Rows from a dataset
>> Start
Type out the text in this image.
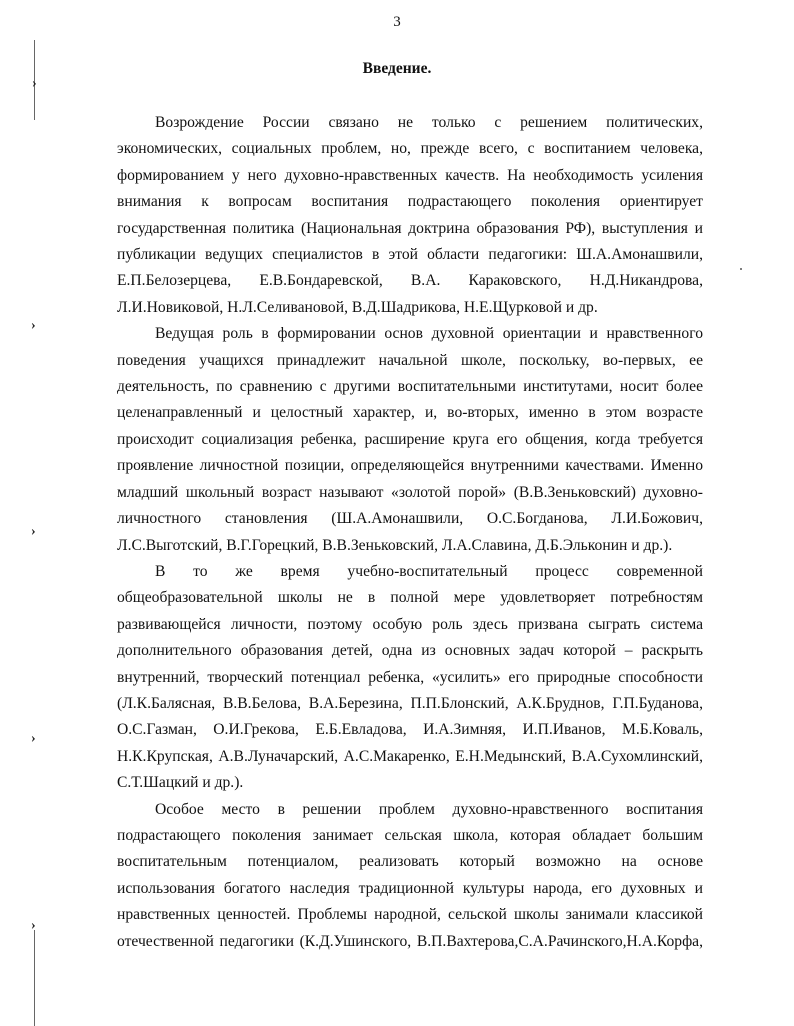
›
›
›
›
›
3
Введение.

Возрождение России связано не только с решением политических, экономических, социальных проблем, но, прежде всего, с воспитанием человека, формированием у него духовно-нравственных качеств. На необходимость усиления внимания к вопросам воспитания подрастающего поколения ориентирует государственная политика (Национальная доктрина образования РФ), выступления и публикации ведущих специалистов в этой области педагогики: Ш.А.Амонашвили, Е.П.Белозерцева, Е.В.Бондаревской, В.А. Караковского, Н.Д.Никандрова, Л.И.Новиковой, Н.Л.Селивановой, В.Д.Шадрикова, Н.Е.Щурковой и др.

Ведущая роль в формировании основ духовной ориентации и нравственного поведения учащихся принадлежит начальной школе, поскольку, во-первых, ее деятельность, по сравнению с другими воспитательными институтами, носит более целенаправленный и целостный характер, и, во-вторых, именно в этом возрасте происходит социализация ребенка, расширение круга его общения, когда требуется проявление личностной позиции, определяющейся внутренними качествами. Именно младший школьный возраст называют «золотой порой» (В.В.Зеньковский) духовно-личностного становления (Ш.А.Амонашвили, О.С.Богданова, Л.И.Божович, Л.С.Выготский, В.Г.Горецкий, В.В.Зеньковский, Л.А.Славина, Д.Б.Эльконин и др.).

В то же время учебно-воспитательный процесс современной общеобразовательной школы не в полной мере удовлетворяет потребностям развивающейся личности, поэтому особую роль здесь призвана сыграть система дополнительного образования детей, одна из основных задач которой – раскрыть внутренний, творческий потенциал ребенка, «усилить» его природные способности (Л.К.Балясная, В.В.Белова, В.А.Березина, П.П.Блонский, А.К.Бруднов, Г.П.Буданова, О.С.Газман, О.И.Грекова, Е.Б.Евладова, И.А.Зимняя, И.П.Иванов, М.Б.Коваль, Н.К.Крупская, А.В.Луначарский, А.С.Макаренко, Е.Н.Медынский, В.А.Сухомлинский, С.Т.Шацкий и др.).

Особое место в решении проблем духовно-нравственного воспитания подрастающего поколения занимает сельская школа, которая обладает большим воспитательным потенциалом, реализовать который возможно на основе использования богатого наследия традиционной культуры народа, его духовных и нравственных ценностей. Проблемы народной, сельской школы занимали классикой отечественной педагогики (К.Д.Ушинского, В.П.Вахтерова,С.А.Рачинского,Н.А.Корфа,
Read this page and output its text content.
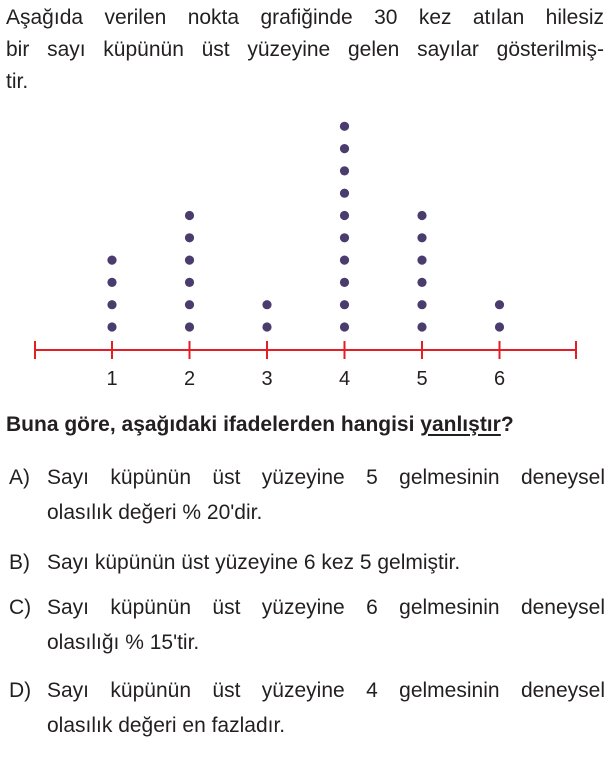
Aşağıda verilen nokta grafiğinde 30 kez atılan hilesiz
bir sayı küpünün üst yüzeyine gelen sayılar gösterilmiş-
tir.

1	2	3	4	5	6

Buna göre, aşağıdaki ifadelerden hangisi yanlıştır?

A) Sayı küpünün üst yüzeyine 5 gelmesinin deneysel
olasılık değeri % 20'dir.
B) Sayı küpünün üst yüzeyine 6 kez 5 gelmiştir.
C) Sayı küpünün üst yüzeyine 6 gelmesinin deneysel
olasılığı % 15'tir.
D) Sayı küpünün üst yüzeyine 4 gelmesinin deneysel
olasılık değeri en fazladır.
>> End
What this task involves: Starting at the line that holds "Read this page and output its text content.", repeat every line through the end of the listing exactly as written, skipping any picture.

Finished answer:
Read this page and output its text content.
Aşağıda verilen nokta grafiğinde 30 kez atılan hilesiz
bir sayı küpünün üst yüzeyine gelen sayılar gösterilmiş-
tir.

1	2	3	4	5	6

Buna göre, aşağıdaki ifadelerden hangisi yanlıştır?

A) Sayı küpünün üst yüzeyine 5 gelmesinin deneysel
olasılık değeri % 20'dir.
B) Sayı küpünün üst yüzeyine 6 kez 5 gelmiştir.
C) Sayı küpünün üst yüzeyine 6 gelmesinin deneysel
olasılığı % 15'tir.
D) Sayı küpünün üst yüzeyine 4 gelmesinin deneysel
olasılık değeri en fazladır.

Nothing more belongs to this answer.